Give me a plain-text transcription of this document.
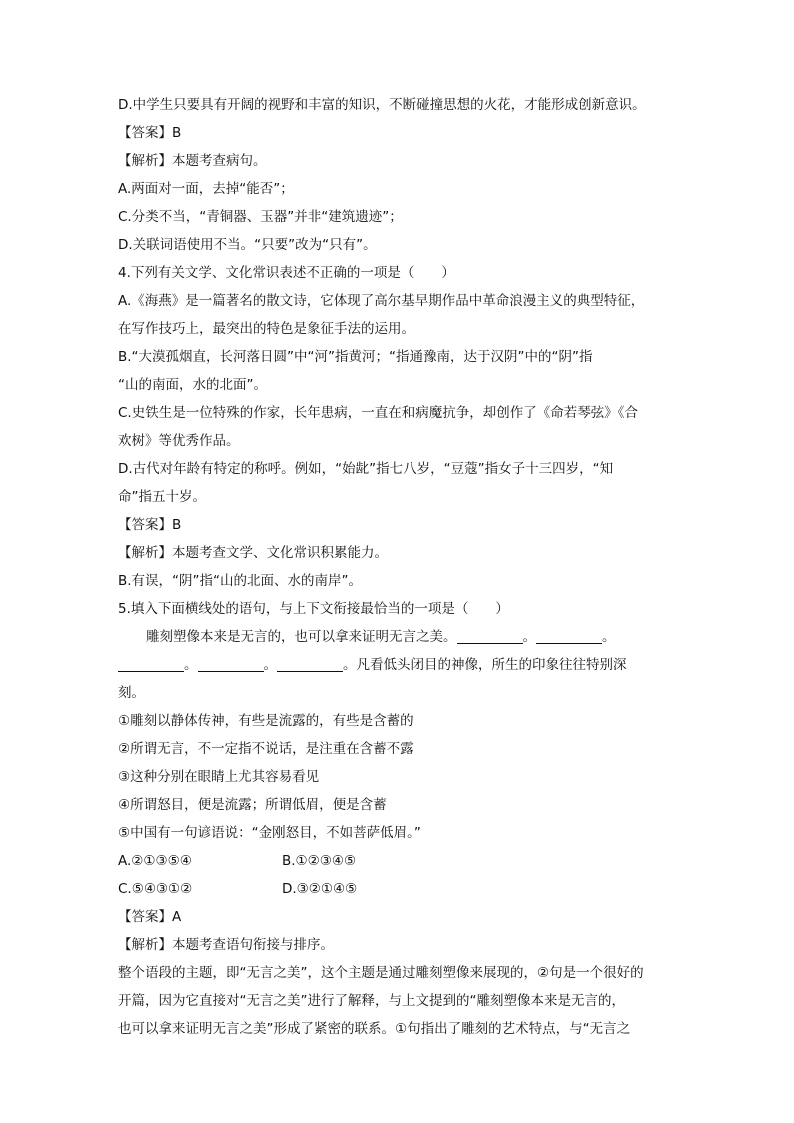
D.中学生只要具有开阔的视野和丰富的知识，不断碰撞思想的火花，才能形成创新意识。
【答案】B
【解析】本题考查病句。
A.两面对一面，去掉“能否”；
C.分类不当，“青铜器、玉器”并非“建筑遗迹”；
D.关联词语使用不当。“只要”改为“只有”。
4.下列有关文学、文化常识表述不正确的一项是（　　）
A.《海燕》是一篇著名的散文诗，它体现了高尔基早期作品中革命浪漫主义的典型特征，
在写作技巧上，最突出的特色是象征手法的运用。
B.“大漠孤烟直，长河落日圆”中“河”指黄河；“指通豫南，达于汉阴”中的“阴”指
“山的南面，水的北面”。
C.史铁生是一位特殊的作家，长年患病，一直在和病魔抗争，却创作了《命若琴弦》《合
欢树》等优秀作品。
D.古代对年龄有特定的称呼。例如，“始龀”指七八岁，“豆蔻”指女子十三四岁，“知
命”指五十岁。
【答案】B
【解析】本题考查文学、文化常识积累能力。
B.有误，“阴”指“山的北面、水的南岸”。
5.填入下面横线处的语句，与上下文衔接最恰当的一项是（　　）
雕刻塑像本来是无言的，也可以拿来证明无言之美。	。	。
。	。	。凡看低头闭目的神像，所生的印象往往特别深
刻。
①雕刻以静体传神，有些是流露的，有些是含蓄的
②所谓无言，不一定指不说话，是注重在含蓄不露
③这种分别在眼睛上尤其容易看见
④所谓怒目，便是流露；所谓低眉，便是含蓄
⑤中国有一句谚语说：“金刚怒目，不如菩萨低眉。”
A.②①③⑤④	B.①②③④⑤
C.⑤④③①②	D.③②①④⑤
【答案】A
【解析】本题考查语句衔接与排序。
整个语段的主题，即“无言之美”，这个主题是通过雕刻塑像来展现的，②句是一个很好的
开篇，因为它直接对“无言之美”进行了解释，与上文提到的“雕刻塑像本来是无言的，
也可以拿来证明无言之美”形成了紧密的联系。①句指出了雕刻的艺术特点，与“无言之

+===+

■ Problem statement ■
Pictures are excluded; copy all other data exactly as shown.

■ Task result ■
Give me a plain-text transcription of this document.
D.中学生只要具有开阔的视野和丰富的知识，不断碰撞思想的火花，才能形成创新意识。
【答案】B
【解析】本题考查病句。
A.两面对一面，去掉“能否”；
C.分类不当，“青铜器、玉器”并非“建筑遗迹”；
D.关联词语使用不当。“只要”改为“只有”。
4.下列有关文学、文化常识表述不正确的一项是（　　）
A.《海燕》是一篇著名的散文诗，它体现了高尔基早期作品中革命浪漫主义的典型特征，
在写作技巧上，最突出的特色是象征手法的运用。
B.“大漠孤烟直，长河落日圆”中“河”指黄河；“指通豫南，达于汉阴”中的“阴”指
“山的南面，水的北面”。
C.史铁生是一位特殊的作家，长年患病，一直在和病魔抗争，却创作了《命若琴弦》《合
欢树》等优秀作品。
D.古代对年龄有特定的称呼。例如，“始龀”指七八岁，“豆蔻”指女子十三四岁，“知
命”指五十岁。
【答案】B
【解析】本题考查文学、文化常识积累能力。
B.有误，“阴”指“山的北面、水的南岸”。
5.填入下面横线处的语句，与上下文衔接最恰当的一项是（　　）
雕刻塑像本来是无言的，也可以拿来证明无言之美。	。	。
。	。	。凡看低头闭目的神像，所生的印象往往特别深
刻。
①雕刻以静体传神，有些是流露的，有些是含蓄的
②所谓无言，不一定指不说话，是注重在含蓄不露
③这种分别在眼睛上尤其容易看见
④所谓怒目，便是流露；所谓低眉，便是含蓄
⑤中国有一句谚语说：“金刚怒目，不如菩萨低眉。”
A.②①③⑤④	B.①②③④⑤
C.⑤④③①②	D.③②①④⑤
【答案】A
【解析】本题考查语句衔接与排序。
整个语段的主题，即“无言之美”，这个主题是通过雕刻塑像来展现的，②句是一个很好的
开篇，因为它直接对“无言之美”进行了解释，与上文提到的“雕刻塑像本来是无言的，
也可以拿来证明无言之美”形成了紧密的联系。①句指出了雕刻的艺术特点，与“无言之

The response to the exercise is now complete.